Work required: From the listing below, work out how many lines contain "Nguyễn". Reply with that number only.

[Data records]
-*-

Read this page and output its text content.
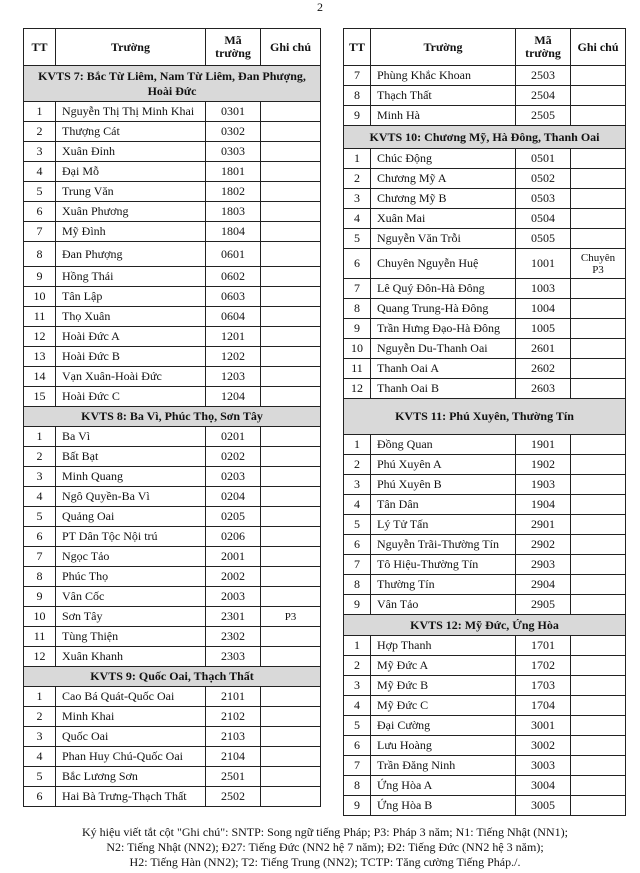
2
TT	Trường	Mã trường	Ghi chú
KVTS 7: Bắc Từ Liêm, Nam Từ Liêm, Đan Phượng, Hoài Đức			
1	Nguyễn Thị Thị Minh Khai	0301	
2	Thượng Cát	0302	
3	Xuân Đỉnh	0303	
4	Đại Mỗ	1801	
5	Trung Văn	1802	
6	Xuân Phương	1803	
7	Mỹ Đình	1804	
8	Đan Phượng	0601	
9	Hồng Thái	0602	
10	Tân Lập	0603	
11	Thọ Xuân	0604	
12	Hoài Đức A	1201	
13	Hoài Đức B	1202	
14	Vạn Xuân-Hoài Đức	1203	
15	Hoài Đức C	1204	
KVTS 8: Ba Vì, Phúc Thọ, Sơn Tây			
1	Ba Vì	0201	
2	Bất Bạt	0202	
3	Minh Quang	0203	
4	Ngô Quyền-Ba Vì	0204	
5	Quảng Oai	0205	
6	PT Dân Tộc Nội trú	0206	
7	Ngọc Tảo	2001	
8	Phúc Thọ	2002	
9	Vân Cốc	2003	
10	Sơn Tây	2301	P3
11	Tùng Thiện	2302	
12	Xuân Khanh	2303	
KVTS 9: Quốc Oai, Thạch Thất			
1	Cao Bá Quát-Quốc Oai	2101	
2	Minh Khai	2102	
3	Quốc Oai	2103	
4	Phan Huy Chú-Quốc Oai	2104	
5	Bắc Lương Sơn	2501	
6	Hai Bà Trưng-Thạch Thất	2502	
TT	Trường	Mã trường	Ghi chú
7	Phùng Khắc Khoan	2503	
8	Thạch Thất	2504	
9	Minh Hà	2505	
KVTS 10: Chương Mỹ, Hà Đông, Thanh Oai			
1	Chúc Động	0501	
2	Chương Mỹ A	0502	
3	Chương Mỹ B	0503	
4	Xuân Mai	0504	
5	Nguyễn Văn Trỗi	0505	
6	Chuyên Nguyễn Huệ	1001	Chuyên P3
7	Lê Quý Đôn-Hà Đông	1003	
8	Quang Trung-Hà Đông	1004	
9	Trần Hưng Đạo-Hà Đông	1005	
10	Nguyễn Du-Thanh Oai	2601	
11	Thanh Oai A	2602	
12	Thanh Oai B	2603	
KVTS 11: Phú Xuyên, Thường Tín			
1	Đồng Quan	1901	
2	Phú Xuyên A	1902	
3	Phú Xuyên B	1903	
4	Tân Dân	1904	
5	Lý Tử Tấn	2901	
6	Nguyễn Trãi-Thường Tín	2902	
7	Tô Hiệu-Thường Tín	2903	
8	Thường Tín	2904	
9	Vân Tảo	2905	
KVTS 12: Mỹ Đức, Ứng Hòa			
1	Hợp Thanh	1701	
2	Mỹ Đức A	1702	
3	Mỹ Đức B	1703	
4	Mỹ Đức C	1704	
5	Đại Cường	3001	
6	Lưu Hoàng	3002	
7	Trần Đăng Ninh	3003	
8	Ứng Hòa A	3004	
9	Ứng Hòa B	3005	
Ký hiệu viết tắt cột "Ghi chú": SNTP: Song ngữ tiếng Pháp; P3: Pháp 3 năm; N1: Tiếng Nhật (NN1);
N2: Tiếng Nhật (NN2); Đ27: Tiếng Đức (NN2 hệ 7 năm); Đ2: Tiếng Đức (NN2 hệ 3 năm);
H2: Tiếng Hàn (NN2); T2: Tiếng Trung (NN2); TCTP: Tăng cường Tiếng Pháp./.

-*-

Solution for this task: 5